Task directions
Note each line of the listing that contains the string "akció", and copy it.

Records for processing
________________________

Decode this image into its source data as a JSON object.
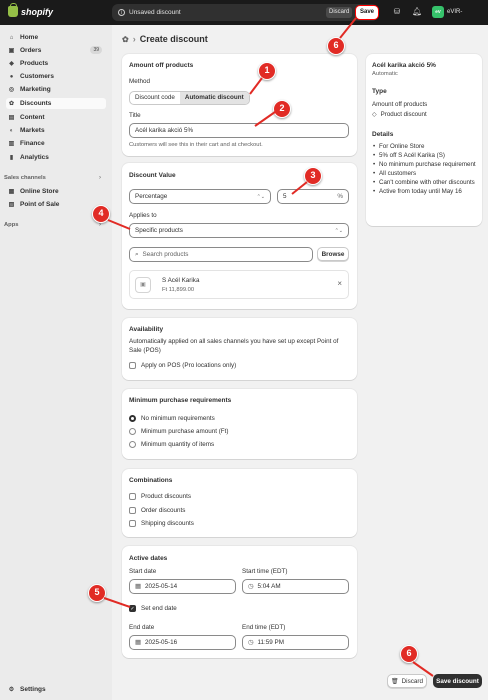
{
  "topbar": {
    "brand": "shopify",
    "unsaved": "Unsaved discount",
    "discard": "Discard",
    "save": "Save",
    "avatar_initials": "eV",
    "store": "eVIR-"
  },
  "sidebar": {
    "items": [
      {
        "label": "Home",
        "icon": "home-icon",
        "glyph": "⌂"
      },
      {
        "label": "Orders",
        "icon": "orders-icon",
        "glyph": "▣",
        "badge": "39"
      },
      {
        "label": "Products",
        "icon": "tag-icon",
        "glyph": "◆"
      },
      {
        "label": "Customers",
        "icon": "person-icon",
        "glyph": "●"
      },
      {
        "label": "Marketing",
        "icon": "target-icon",
        "glyph": "◎"
      },
      {
        "label": "Discounts",
        "icon": "discount-icon",
        "glyph": "✿",
        "active": true
      },
      {
        "label": "Content",
        "icon": "content-icon",
        "glyph": "▤"
      },
      {
        "label": "Markets",
        "icon": "globe-icon",
        "glyph": "◐"
      },
      {
        "label": "Finance",
        "icon": "bank-icon",
        "glyph": "▥"
      },
      {
        "label": "Analytics",
        "icon": "chart-icon",
        "glyph": "▮"
      }
    ],
    "sales_channels_label": "Sales channels",
    "channels": [
      {
        "label": "Online Store",
        "icon": "store-icon",
        "glyph": "▦"
      },
      {
        "label": "Point of Sale",
        "icon": "pos-icon",
        "glyph": "▧"
      }
    ],
    "apps_label": "Apps",
    "settings": "Settings"
  },
  "page": {
    "title": "Create discount"
  },
  "amount_card": {
    "title": "Amount off products",
    "method_label": "Method",
    "method_options": [
      "Discount code",
      "Automatic discount"
    ],
    "method_selected": "Automatic discount",
    "title_label": "Title",
    "title_value": "Acél karika akció 5%",
    "title_help": "Customers will see this in their cart and at checkout."
  },
  "value_card": {
    "title": "Discount Value",
    "type_value": "Percentage",
    "amount_value": "5",
    "amount_suffix": "%",
    "applies_label": "Applies to",
    "applies_value": "Specific products",
    "search_placeholder": "Search products",
    "browse": "Browse",
    "product_name": "S Acél Karika",
    "product_price": "Ft 11,899.00"
  },
  "availability": {
    "title": "Availability",
    "text": "Automatically applied on all sales channels you have set up except Point of Sale (POS)",
    "pos_label": "Apply on POS (Pro locations only)"
  },
  "min_req": {
    "title": "Minimum purchase requirements",
    "options": [
      "No minimum requirements",
      "Minimum purchase amount (Ft)",
      "Minimum quantity of items"
    ],
    "selected": 0
  },
  "combinations": {
    "title": "Combinations",
    "options": [
      "Product discounts",
      "Order discounts",
      "Shipping discounts"
    ]
  },
  "active_dates": {
    "title": "Active dates",
    "start_date_label": "Start date",
    "start_date": "2025-05-14",
    "start_time_label": "Start time (EDT)",
    "start_time": "5:04 AM",
    "set_end_label": "Set end date",
    "end_date_label": "End date",
    "end_date": "2025-05-16",
    "end_time_label": "End time (EDT)",
    "end_time": "11:59 PM"
  },
  "summary": {
    "name": "Acél karika akció 5%",
    "kind": "Automatic",
    "type_heading": "Type",
    "type_value": "Amount off products",
    "type_sub": "Product discount",
    "details_heading": "Details",
    "details": [
      "For Online Store",
      "5% off S Acél Karika (S)",
      "No minimum purchase requirement",
      "All customers",
      "Can't combine with other discounts",
      "Active from today until May 16"
    ]
  },
  "footer": {
    "discard": "Discard",
    "save": "Save discount"
  },
  "callouts": [
    "1",
    "2",
    "3",
    "4",
    "5",
    "6",
    "6"
  ],
  "colors": {
    "callout": "#e12b25",
    "topbar": "#1a1a1a",
    "primary_button": "#303030",
    "avatar": "#36c26b"
  }
}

________________________

Response
    "title_value": "Acél karika akció 5%",
    "name": "Acél karika akció 5%",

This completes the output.